* **Set task**: Lines that hold the word "Nigerian" should be located and copied.

Recorded data:

____________________

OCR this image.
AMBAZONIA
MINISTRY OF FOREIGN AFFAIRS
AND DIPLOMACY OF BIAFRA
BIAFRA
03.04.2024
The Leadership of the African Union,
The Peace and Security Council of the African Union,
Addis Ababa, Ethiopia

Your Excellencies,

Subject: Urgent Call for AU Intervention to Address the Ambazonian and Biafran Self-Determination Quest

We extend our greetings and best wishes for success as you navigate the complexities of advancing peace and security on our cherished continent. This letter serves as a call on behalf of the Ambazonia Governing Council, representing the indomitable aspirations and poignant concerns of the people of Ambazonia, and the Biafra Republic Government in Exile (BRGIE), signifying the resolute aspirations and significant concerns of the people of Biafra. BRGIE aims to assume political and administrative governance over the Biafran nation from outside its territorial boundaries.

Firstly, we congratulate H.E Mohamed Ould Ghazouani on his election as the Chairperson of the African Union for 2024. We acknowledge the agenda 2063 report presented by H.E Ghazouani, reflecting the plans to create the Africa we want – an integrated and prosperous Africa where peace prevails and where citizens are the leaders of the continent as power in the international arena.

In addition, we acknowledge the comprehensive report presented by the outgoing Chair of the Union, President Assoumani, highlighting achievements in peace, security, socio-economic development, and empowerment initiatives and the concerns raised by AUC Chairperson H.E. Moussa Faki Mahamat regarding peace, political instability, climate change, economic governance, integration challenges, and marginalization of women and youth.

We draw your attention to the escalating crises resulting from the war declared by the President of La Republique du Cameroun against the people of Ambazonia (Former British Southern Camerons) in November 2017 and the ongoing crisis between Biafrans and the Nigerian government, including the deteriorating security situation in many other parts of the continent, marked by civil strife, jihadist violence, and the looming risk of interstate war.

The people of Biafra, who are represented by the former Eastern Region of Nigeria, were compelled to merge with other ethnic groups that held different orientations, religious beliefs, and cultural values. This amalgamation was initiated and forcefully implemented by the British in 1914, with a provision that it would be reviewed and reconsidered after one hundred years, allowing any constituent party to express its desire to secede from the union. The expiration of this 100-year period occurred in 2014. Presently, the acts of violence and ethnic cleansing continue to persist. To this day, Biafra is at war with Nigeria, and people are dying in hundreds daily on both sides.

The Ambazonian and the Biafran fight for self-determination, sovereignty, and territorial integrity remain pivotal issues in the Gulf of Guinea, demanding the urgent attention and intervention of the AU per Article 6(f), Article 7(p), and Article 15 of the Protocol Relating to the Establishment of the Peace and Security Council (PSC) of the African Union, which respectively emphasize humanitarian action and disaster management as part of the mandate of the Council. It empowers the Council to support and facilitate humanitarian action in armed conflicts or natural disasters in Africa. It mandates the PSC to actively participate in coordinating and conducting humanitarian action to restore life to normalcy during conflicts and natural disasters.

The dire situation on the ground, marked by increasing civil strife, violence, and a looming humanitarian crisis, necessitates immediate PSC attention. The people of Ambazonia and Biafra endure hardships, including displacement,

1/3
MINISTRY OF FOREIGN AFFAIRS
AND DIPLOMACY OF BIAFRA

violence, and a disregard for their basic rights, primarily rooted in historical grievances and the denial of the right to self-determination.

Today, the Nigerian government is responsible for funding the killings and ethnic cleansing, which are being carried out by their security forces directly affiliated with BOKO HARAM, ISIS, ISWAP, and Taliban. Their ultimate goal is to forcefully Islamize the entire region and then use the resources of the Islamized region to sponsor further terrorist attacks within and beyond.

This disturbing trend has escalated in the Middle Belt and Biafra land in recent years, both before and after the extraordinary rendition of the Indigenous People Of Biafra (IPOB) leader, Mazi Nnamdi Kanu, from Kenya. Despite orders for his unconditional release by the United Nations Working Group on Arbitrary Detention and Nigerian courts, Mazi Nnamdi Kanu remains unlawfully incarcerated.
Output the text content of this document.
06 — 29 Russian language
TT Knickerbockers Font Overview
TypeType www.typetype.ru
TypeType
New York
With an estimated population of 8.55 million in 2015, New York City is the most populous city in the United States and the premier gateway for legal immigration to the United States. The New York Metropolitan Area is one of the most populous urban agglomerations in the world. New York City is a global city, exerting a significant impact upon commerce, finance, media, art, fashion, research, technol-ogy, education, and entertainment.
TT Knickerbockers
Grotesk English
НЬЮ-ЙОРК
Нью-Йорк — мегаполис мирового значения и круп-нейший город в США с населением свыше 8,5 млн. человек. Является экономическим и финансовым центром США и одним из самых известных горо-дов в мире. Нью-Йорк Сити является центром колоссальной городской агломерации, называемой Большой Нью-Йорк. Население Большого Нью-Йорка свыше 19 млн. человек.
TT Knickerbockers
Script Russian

____________________

* **Worked answer**:
We draw your attention to the escalating crises resulting from the war declared by the President of La Republique du Cameroun against the people of Ambazonia (Former British Southern Camerons) in November 2017 and the ongoing crisis between Biafrans and the Nigerian government, including the deteriorating security situation in many other parts of the continent, marked by civil strife, jihadist violence, and the looming risk of interstate war.
Today, the Nigerian government is responsible for funding the killings and ethnic cleansing, which are being carried out by their security forces directly affiliated with BOKO HARAM, ISIS, ISWAP, and Taliban. Their ultimate goal is to forcefully Islamize the entire region and then use the resources of the Islamized region to sponsor further terrorist attacks within and beyond.
This disturbing trend has escalated in the Middle Belt and Biafra land in recent years, both before and after the extraordinary rendition of the Indigenous People Of Biafra (IPOB) leader, Mazi Nnamdi Kanu, from Kenya. Despite orders for his unconditional release by the United Nations Working Group on Arbitrary Detention and Nigerian courts, Mazi Nnamdi Kanu remains unlawfully incarcerated.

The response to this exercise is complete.